** Opening Excerpted passage block **
Innumerable crimes had been committed against the Muslim world, starting with the unjustified war on Iraq that continues to suffer division and unrest until now.
They also include the Israeli barbaric offensives in south Lebanon and Gaza, punishing the citizens there for freely electing powers that Israel and the West have classified as terrorists.
What is more important is that these events and the associated Islamophobia have long cornered Muslims in the defendant position, despite the innumerable crimes and violations that have been practised against them, their places of worship, their Prophet and their Holy Book by different parties in the West.
Before a Danish newspaper published blasphemous cartoons of the Prophet Mohamed, American guards at the notorious Guantanamo Bay detention camp flushed a copy of the Qur'an down a lavatory to upset prisoners, which incident triggered waves of anger in the Muslim world against the West and badly disrupted Muslim-Western relations.
It was only when American President Barack Obama assumed rule that the tone of anti-Muslim campaigns diminished, not because of Obama's Muslim roots, but because of his apparent respect for Islam and Muslims, which he has continued to show since taking office.
Thus, it was shocking for Muslims, especially in Afghanistan to see such shameful acts as exhibiting scorn for the Holy Qur'an by setting fire to some copies of it at an American base near Kabul. Obama's administration has tried to contain the consequence of this action by apologising although America's commander of the Nato forces, General John Allen.
However, things seem to be getting out of control, as hundreds of Afghani protesters besieged the Bagram airbase, about 60 kilometres north of the capital Kabul, chanting "Death to America," and firing stones from slingshots and petrol bombs at the gate of the base.
The US Embassy in Kabul said on Wednesday its staff was on lockdown and all travel was suspended amid violent protests across the capital over the event, as the news agency Reuters reported.
Commenting on the act, the British Independent newspaper published an editorial on February 22 criticising the repeated American provocative acts targeting the Qur'an.
"The tragedy is that we have been here before, not least last year when a Florida pastor soaked the Muslim Holy book in kerosene and set it alight. At least,10 UN workers were killed in the ensuing protests. Something similar happened after Guantanamo Bay interrogators flushed a Koran down a loo to upset prisoners," the newspaper wrote.
The editoral continued: "Knowing how incendiary such incidents are, one might suppose that huge care would routinely be taken over such sensitivities, particularly in a fiercely conservative Islamic country such as Afghanistan. Apparently not. Will the US never learn?"
In an attempt to contain the Afghan anger, Leon Panetta, the US secretary of defence, described the incident as "deeply unfortunate" in remarks on Tuesday. He echoed his top commander General John Allen's call for "swift and decisive action to investigate this matter".
** Closing Excerpted passage block **
** Opening Data records block **
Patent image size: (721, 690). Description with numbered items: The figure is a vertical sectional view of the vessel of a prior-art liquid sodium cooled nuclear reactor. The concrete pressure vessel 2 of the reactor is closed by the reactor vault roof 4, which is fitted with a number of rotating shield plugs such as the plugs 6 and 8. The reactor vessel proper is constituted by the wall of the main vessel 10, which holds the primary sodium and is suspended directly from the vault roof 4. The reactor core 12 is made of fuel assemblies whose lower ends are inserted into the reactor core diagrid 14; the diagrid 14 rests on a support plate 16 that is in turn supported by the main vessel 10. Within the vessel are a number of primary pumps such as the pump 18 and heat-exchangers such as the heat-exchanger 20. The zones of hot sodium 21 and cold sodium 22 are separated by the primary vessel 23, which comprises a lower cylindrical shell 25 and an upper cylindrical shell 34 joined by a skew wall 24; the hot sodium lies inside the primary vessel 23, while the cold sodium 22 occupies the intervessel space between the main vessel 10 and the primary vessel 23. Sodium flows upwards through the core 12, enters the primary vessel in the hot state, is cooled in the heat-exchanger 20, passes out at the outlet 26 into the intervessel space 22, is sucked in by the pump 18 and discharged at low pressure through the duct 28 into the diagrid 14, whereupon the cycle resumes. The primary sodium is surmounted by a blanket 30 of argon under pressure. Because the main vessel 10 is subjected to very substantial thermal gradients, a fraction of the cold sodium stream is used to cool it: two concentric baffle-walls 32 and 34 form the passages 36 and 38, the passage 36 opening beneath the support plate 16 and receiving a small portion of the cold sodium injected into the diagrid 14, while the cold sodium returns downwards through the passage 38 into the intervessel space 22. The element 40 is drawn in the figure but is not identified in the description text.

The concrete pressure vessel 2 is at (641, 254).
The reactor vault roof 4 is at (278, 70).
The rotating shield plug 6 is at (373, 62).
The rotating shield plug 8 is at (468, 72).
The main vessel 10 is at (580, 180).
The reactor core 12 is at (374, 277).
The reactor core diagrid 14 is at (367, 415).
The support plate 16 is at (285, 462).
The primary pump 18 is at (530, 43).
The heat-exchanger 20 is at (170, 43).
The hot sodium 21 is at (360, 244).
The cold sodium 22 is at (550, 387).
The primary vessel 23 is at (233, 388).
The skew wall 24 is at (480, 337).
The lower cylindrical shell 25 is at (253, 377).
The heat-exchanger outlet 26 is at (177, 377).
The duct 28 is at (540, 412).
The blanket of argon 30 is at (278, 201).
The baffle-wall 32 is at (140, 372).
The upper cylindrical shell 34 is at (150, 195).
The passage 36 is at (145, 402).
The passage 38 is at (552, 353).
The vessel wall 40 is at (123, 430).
** Closing Data records block **
*Task requirements*.
#1 In the passage about the Qur'an burning in Afghanistan, how did Leon Panetta describe the incident?
#2 Reproduce the passage about the Qur'an burning in Afghanistan from "Innumerable crimes had" to "classified as terrorists.".
#3 Summarize the passage about the Qur'an burning in Afghanistan in two sentences.
The listing is unrelated to the passage about the Qur'an burning in Afghanistan.

*Exercise results*.
#1 He described it as "deeply unfortunate."

#2
Innumerable crimes had been committed against the Muslim world, starting with the unjustified war on Iraq that continues to suffer division and unrest until now.
They also include the Israeli barbaric offensives in south Lebanon and Gaza, punishing the citizens there for freely electing powers that Israel and the West have classified as terrorists.

#3 The passage contends that Muslims have long been cornered in the defendant position despite innumerable crimes against them, and it reports the shock in Afghanistan at the burning of copies of the Holy Qur'an at an American base near Kabul. Hundreds of protesters besieged the Bagram airbase, the US Embassy in Kabul placed its staff on lockdown, the Independent criticized repeated American provocative acts targeting the Qur'an, and Leon Panetta called the incident "deeply unfortunate."